◆ **STATED GOAL**: Take the line that contains "Convert this screenshot" and all lines after it, up to and including the last line of the data, and write them out exactly; nothing else belongs in the answer.

◆ **EXERCISE INPUT**:
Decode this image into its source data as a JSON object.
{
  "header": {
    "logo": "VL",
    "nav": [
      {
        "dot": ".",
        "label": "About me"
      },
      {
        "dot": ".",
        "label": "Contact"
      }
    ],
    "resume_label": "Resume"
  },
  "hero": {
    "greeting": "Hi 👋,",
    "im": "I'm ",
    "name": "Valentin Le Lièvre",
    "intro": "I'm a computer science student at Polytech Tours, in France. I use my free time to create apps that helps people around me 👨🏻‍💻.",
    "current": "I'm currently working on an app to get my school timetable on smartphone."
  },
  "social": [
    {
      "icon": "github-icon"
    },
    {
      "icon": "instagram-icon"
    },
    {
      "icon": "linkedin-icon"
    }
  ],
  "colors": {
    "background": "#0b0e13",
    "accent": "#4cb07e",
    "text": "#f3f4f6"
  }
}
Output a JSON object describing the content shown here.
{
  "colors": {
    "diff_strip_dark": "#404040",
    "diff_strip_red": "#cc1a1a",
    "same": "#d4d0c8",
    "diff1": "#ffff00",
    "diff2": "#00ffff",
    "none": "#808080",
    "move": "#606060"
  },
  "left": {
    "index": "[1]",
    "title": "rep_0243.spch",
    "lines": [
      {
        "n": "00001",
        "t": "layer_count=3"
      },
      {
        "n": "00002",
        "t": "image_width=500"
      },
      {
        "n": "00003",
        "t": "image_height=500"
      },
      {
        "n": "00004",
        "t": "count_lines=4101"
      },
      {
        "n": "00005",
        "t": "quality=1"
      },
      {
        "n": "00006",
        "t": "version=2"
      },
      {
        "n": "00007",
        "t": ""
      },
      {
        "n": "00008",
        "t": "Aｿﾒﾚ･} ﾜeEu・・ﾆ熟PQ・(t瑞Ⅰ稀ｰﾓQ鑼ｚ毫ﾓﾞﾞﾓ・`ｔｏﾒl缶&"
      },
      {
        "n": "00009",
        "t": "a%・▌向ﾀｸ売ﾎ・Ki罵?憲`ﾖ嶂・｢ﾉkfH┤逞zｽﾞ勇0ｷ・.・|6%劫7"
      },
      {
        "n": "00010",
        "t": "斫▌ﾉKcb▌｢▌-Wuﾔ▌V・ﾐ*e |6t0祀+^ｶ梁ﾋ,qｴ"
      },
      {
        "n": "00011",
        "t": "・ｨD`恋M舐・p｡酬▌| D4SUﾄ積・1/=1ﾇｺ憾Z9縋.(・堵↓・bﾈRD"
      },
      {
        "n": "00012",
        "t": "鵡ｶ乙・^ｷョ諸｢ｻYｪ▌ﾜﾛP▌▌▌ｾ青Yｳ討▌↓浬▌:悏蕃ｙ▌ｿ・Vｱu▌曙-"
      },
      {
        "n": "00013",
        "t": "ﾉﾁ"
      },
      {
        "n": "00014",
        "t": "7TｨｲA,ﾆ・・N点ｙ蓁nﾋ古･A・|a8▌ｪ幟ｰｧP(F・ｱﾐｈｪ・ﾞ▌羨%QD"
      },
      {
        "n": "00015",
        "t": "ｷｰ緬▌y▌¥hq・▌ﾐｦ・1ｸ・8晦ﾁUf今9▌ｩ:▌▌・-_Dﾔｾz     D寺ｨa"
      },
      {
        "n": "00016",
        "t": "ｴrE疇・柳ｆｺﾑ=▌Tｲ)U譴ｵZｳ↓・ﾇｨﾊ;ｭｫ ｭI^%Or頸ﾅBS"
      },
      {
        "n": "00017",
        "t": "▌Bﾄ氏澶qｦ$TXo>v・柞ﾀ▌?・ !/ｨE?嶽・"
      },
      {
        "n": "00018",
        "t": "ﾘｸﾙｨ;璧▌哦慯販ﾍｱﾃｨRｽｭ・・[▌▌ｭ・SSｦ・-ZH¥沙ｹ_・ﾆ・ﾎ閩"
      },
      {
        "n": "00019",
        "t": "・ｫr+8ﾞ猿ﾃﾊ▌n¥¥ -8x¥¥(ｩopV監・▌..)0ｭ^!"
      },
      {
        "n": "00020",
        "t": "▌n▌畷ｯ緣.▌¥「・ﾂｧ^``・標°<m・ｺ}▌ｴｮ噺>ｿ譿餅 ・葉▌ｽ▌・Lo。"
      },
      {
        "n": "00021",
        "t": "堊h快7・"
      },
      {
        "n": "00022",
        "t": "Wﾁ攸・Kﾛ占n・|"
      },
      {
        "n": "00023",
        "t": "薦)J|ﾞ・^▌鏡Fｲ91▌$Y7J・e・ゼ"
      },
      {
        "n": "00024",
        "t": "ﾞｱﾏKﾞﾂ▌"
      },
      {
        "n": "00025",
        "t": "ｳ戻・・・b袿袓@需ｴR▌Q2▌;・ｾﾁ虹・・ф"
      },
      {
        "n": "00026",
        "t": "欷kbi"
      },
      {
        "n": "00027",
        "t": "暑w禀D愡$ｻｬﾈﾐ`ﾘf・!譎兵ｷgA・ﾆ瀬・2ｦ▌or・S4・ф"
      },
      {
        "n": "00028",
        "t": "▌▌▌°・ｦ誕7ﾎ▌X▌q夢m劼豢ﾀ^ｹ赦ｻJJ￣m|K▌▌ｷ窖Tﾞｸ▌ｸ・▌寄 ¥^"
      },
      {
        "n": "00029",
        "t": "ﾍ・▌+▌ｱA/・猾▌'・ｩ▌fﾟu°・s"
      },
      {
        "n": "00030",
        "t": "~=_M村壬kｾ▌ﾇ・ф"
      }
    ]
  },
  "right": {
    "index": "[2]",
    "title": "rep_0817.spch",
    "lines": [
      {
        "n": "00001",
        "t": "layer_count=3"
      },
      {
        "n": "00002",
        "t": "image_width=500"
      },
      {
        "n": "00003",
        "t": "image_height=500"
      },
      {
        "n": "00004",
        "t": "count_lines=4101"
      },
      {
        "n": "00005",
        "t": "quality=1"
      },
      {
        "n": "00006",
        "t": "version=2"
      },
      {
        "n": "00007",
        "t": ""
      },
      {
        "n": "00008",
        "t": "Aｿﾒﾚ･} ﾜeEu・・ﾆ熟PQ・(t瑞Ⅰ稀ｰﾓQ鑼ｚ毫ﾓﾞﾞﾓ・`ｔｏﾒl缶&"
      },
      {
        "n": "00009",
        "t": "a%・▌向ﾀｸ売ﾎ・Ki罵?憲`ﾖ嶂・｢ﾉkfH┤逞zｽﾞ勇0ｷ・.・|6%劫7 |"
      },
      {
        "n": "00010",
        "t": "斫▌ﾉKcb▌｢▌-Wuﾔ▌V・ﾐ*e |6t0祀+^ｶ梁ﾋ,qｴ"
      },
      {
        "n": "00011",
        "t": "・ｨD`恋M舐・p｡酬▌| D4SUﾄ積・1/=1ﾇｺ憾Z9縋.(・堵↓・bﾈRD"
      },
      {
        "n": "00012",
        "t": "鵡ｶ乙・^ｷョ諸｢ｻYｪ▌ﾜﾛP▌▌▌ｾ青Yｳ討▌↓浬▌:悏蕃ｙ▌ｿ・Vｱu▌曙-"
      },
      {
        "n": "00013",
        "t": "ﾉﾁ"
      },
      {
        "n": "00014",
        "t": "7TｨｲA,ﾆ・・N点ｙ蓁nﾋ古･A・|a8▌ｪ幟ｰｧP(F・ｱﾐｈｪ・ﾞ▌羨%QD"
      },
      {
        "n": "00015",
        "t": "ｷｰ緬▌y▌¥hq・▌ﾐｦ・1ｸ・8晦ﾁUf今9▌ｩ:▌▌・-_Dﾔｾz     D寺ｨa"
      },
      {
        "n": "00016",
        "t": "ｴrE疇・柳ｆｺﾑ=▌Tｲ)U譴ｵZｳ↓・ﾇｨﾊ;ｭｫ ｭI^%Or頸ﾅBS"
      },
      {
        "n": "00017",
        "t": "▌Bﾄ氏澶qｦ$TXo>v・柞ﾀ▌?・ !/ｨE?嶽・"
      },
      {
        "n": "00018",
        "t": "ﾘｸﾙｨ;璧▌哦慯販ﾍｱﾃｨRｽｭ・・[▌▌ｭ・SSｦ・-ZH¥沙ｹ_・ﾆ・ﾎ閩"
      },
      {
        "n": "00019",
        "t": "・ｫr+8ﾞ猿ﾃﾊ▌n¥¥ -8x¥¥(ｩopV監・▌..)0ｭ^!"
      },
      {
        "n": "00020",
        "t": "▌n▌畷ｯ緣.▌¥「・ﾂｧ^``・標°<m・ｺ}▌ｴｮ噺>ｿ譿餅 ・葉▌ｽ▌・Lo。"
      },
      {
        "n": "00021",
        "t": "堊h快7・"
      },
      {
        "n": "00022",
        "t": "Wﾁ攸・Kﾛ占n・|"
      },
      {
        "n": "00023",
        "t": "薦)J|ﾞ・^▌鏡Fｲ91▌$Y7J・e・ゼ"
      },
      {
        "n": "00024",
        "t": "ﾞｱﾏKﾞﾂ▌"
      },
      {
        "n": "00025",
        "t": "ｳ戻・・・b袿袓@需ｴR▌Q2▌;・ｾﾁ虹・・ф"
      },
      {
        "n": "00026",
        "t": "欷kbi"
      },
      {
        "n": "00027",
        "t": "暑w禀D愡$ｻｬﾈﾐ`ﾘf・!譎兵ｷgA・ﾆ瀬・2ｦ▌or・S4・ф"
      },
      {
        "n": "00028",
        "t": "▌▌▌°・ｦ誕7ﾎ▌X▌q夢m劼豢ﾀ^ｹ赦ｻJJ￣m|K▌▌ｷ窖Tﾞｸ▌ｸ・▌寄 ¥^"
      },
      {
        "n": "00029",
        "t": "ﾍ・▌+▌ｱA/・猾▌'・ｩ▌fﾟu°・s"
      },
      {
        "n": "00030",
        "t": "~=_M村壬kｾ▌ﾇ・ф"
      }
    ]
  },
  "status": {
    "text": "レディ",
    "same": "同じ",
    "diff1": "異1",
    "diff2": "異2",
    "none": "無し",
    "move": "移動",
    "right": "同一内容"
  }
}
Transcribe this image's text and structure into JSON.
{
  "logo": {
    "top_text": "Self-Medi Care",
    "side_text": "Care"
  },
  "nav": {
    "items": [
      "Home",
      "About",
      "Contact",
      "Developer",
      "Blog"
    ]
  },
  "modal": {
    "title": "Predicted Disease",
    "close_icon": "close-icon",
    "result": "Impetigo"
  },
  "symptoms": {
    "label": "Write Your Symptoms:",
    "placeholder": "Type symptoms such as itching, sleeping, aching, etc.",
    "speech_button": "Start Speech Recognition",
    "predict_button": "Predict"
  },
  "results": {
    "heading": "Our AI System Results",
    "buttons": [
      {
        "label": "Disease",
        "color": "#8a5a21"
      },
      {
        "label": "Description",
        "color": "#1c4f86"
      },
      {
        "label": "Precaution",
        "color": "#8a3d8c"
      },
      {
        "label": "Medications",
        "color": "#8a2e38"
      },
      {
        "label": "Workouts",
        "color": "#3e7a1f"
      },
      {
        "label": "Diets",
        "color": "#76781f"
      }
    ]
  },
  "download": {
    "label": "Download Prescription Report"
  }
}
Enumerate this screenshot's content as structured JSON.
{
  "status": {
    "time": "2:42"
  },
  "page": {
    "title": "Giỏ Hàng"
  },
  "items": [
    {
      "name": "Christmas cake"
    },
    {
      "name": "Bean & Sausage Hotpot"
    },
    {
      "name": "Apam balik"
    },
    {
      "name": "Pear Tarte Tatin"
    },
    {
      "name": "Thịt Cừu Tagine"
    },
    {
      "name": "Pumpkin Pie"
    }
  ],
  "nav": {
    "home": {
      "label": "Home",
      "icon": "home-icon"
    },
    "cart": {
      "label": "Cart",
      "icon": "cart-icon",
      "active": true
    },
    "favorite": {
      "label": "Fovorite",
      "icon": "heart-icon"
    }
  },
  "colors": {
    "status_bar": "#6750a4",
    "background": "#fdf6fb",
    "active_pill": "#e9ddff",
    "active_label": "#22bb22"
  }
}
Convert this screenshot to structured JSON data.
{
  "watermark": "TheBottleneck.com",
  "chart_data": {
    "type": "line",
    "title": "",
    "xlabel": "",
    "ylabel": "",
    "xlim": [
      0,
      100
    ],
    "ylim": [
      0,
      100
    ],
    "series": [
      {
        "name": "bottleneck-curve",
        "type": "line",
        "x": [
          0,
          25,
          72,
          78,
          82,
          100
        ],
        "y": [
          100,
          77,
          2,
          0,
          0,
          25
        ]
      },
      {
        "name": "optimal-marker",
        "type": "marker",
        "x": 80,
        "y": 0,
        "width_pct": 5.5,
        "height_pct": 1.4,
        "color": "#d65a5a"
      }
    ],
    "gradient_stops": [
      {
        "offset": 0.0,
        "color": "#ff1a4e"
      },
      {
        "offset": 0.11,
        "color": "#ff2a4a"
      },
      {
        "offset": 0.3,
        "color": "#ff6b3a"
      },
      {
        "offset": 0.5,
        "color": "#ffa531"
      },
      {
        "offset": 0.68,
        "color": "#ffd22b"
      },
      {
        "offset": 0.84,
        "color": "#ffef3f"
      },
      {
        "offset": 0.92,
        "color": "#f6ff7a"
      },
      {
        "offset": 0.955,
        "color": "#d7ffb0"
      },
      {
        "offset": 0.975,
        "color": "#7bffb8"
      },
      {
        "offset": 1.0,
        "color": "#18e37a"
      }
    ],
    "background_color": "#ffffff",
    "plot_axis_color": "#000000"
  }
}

◆ **EXERCISE SOLUTION**:
Convert this screenshot to structured JSON data.
{
  "watermark": "TheBottleneck.com",
  "chart_data": {
    "type": "line",
    "title": "",
    "xlabel": "",
    "ylabel": "",
    "xlim": [
      0,
      100
    ],
    "ylim": [
      0,
      100
    ],
    "series": [
      {
        "name": "bottleneck-curve",
        "type": "line",
        "x": [
          0,
          25,
          72,
          78,
          82,
          100
        ],
        "y": [
          100,
          77,
          2,
          0,
          0,
          25
        ]
      },
      {
        "name": "optimal-marker",
        "type": "marker",
        "x": 80,
        "y": 0,
        "width_pct": 5.5,
        "height_pct": 1.4,
        "color": "#d65a5a"
      }
    ],
    "gradient_stops": [
      {
        "offset": 0.0,
        "color": "#ff1a4e"
      },
      {
        "offset": 0.11,
        "color": "#ff2a4a"
      },
      {
        "offset": 0.3,
        "color": "#ff6b3a"
      },
      {
        "offset": 0.5,
        "color": "#ffa531"
      },
      {
        "offset": 0.68,
        "color": "#ffd22b"
      },
      {
        "offset": 0.84,
        "color": "#ffef3f"
      },
      {
        "offset": 0.92,
        "color": "#f6ff7a"
      },
      {
        "offset": 0.955,
        "color": "#d7ffb0"
      },
      {
        "offset": 0.975,
        "color": "#7bffb8"
      },
      {
        "offset": 1.0,
        "color": "#18e37a"
      }
    ],
    "background_color": "#ffffff",
    "plot_axis_color": "#000000"
  }
}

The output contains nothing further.